### TASK
Say the number of lines containing the string "Better", and say nothing else.

### DATASET CONTENT
# # # # #
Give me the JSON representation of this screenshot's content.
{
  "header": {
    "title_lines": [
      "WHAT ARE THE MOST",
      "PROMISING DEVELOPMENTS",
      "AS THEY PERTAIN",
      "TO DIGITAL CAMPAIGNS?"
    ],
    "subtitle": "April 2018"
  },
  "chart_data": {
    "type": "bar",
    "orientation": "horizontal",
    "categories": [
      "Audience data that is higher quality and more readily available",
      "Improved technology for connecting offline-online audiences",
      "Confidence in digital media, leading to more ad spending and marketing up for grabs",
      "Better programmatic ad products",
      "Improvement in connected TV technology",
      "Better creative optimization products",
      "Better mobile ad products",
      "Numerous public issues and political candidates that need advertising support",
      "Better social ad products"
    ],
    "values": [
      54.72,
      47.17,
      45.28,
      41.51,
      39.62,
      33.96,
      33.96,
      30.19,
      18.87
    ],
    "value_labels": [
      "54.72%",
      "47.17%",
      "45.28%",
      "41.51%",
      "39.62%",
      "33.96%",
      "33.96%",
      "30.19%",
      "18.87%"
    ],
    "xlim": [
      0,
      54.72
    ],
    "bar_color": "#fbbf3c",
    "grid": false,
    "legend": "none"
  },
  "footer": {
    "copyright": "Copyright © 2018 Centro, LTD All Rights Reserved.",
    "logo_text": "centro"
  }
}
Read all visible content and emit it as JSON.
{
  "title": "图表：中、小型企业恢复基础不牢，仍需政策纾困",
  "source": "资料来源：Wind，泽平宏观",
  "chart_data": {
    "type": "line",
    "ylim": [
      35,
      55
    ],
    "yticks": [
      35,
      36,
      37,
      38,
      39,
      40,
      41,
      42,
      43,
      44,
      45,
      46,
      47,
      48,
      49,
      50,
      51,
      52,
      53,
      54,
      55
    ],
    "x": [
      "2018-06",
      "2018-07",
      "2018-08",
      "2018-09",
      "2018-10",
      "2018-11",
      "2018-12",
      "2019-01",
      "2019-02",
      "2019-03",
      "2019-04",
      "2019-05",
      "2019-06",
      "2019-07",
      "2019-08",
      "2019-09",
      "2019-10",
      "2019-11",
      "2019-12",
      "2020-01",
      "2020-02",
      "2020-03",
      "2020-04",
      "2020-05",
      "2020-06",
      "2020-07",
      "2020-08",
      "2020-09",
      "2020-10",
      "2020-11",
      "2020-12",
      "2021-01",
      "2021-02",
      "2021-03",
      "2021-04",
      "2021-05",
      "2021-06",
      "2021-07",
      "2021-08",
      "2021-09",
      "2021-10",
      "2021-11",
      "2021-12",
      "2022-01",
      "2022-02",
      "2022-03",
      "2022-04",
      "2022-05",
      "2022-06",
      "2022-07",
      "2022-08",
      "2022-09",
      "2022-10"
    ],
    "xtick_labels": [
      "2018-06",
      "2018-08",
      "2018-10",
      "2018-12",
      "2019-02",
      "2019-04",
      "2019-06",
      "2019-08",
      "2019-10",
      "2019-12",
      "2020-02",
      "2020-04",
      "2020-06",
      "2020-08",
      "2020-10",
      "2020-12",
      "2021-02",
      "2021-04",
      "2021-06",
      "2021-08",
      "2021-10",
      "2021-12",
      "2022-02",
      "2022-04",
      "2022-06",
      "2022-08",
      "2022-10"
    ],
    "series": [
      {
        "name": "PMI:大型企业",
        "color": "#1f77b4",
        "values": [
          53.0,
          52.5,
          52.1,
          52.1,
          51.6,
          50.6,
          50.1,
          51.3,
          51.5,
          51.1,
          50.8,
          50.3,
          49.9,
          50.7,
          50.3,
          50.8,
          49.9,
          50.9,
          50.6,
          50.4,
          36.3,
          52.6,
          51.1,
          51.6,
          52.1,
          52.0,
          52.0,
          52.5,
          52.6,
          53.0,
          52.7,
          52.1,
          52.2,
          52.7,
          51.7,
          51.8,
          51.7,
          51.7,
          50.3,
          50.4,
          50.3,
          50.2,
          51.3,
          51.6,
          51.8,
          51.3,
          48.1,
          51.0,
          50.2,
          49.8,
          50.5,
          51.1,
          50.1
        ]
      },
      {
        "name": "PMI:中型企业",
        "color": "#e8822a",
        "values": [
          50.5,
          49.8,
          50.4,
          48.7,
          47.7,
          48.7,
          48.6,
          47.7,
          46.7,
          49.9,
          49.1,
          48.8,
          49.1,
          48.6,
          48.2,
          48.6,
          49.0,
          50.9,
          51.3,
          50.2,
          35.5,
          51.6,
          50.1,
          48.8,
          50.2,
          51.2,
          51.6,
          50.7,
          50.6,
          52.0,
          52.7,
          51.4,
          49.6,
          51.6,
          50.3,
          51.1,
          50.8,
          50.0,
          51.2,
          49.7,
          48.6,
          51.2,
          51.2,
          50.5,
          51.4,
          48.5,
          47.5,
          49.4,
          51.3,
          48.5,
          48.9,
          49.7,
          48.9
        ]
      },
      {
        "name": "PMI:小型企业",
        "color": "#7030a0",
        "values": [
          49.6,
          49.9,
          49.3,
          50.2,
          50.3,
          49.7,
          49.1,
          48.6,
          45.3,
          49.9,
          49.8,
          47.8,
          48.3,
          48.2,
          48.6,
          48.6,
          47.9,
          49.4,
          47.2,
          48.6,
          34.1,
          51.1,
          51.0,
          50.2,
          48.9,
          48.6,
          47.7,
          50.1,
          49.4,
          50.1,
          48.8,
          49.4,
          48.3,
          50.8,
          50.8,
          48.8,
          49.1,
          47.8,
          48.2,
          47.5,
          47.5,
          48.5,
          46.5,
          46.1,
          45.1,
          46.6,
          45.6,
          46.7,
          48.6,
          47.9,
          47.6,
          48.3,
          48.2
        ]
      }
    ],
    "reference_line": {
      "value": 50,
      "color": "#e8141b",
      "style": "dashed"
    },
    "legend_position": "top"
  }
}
# # # # #
### EXERCISE ANSWER
4